Goal: Transcribe the whole listing without a single picture.

Records for the task:

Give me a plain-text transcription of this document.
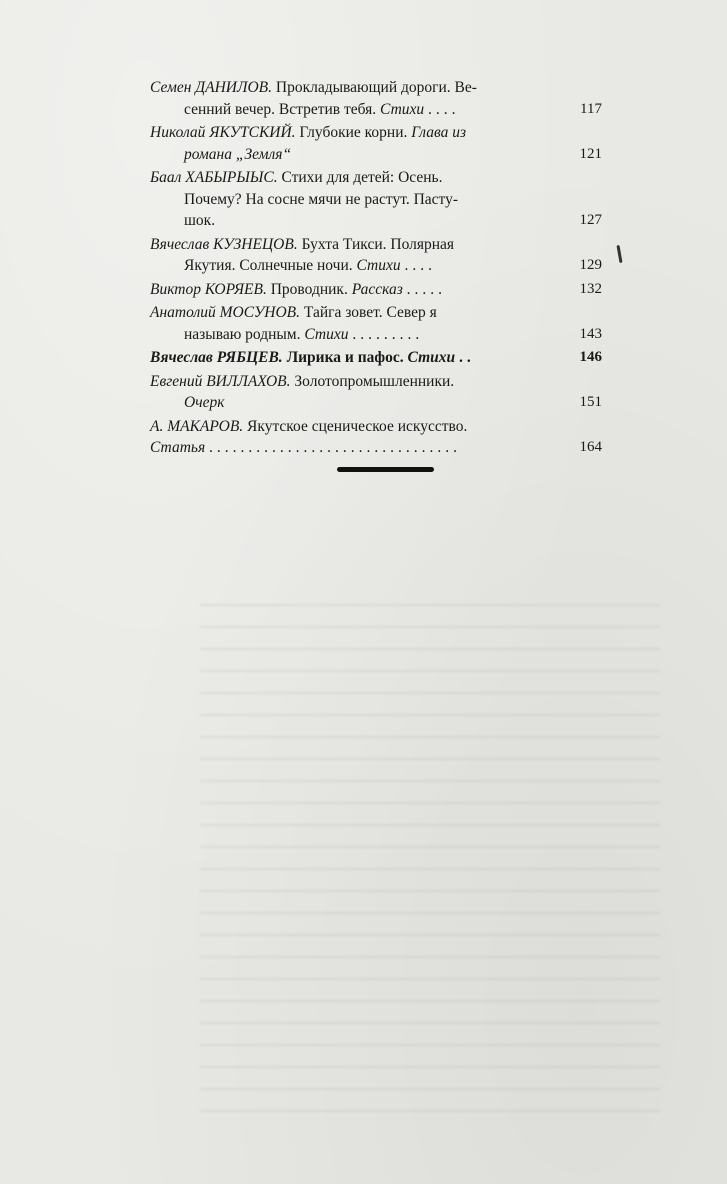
Семен ДАНИЛОВ. Прокладывающий дороги. Ве-
сенний вечер. Встретив тебя. Стихи ....	117
Николай ЯКУТСКИЙ. Глубокие корни. Глава из
романа „Земля“	121
Баал ХАБЫРЫЫС. Стихи для детей: Осень.
Почему? На сосне мячи не растут. Пасту-
шок.	127
Вячеслав КУЗНЕЦОВ. Бухта Тикси. Полярная
Якутия. Солнечные ночи. Стихи ....	129
Виктор КОРЯЕВ. Проводник. Рассказ .....	132
Анатолий МОСУНОВ. Тайга зовет. Север я
называю родным. Стихи .........	143
Вячеслав РЯБЦЕВ. Лирика и пафос. Стихи ..	146
Евгений ВИЛЛАХОВ. Золотопромышленники.
Очерк	151
А. МАКАРОВ. Якутское сценическое искусство.
Статья ................................	164
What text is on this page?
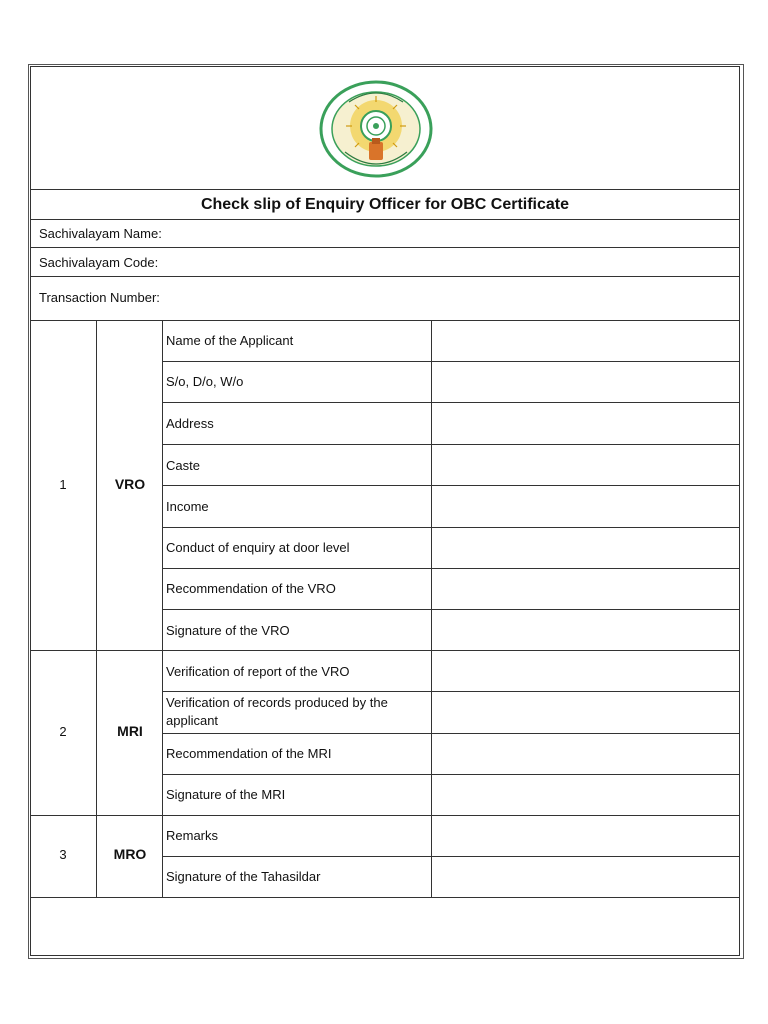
Check slip of Enquiry Officer for OBC Certificate
Sachivalayam Name:
Sachivalayam Code:
Transaction Number:
1	VRO
Name of the Applicant
S/o, D/o, W/o
Address
Caste
Income
Conduct of enquiry at door level
Recommendation of the VRO
Signature of the VRO
2	MRI
Verification of report of the VRO
Verification of records produced by the applicant
Recommendation of the MRI
Signature of the MRI
3	MRO
Remarks
Signature of the Tahasildar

Response for this exercise:
Give me a plain-text transcription of this document.
Семен ДАНИЛОВ. Прокладывающий дороги. Ве-
сенний вечер. Встретив тебя. Стихи ....	117
Николай ЯКУТСКИЙ. Глубокие корни. Глава из
романа „Земля“	121
Баал ХАБЫРЫЫС. Стихи для детей: Осень.
Почему? На сосне мячи не растут. Пасту-
шок.	127
Вячеслав КУЗНЕЦОВ. Бухта Тикси. Полярная
Якутия. Солнечные ночи. Стихи ....	129
Виктор КОРЯЕВ. Проводник. Рассказ .....	132
Анатолий МОСУНОВ. Тайга зовет. Север я
называю родным. Стихи .........	143
Вячеслав РЯБЦЕВ. Лирика и пафос. Стихи ..	146
Евгений ВИЛЛАХОВ. Золотопромышленники.
Очерк	151
А. МАКАРОВ. Якутское сценическое искусство.
Статья ................................	164
What text is on this page?
Check slip of Enquiry Officer for OBC Certificate
Sachivalayam Name:
Sachivalayam Code:
Transaction Number:
1	VRO
Name of the Applicant
S/o, D/o, W/o
Address
Caste
Income
Conduct of enquiry at door level
Recommendation of the VRO
Signature of the VRO
2	MRI
Verification of report of the VRO
Verification of records produced by the applicant
Recommendation of the MRI
Signature of the MRI
3	MRO
Remarks
Signature of the Tahasildar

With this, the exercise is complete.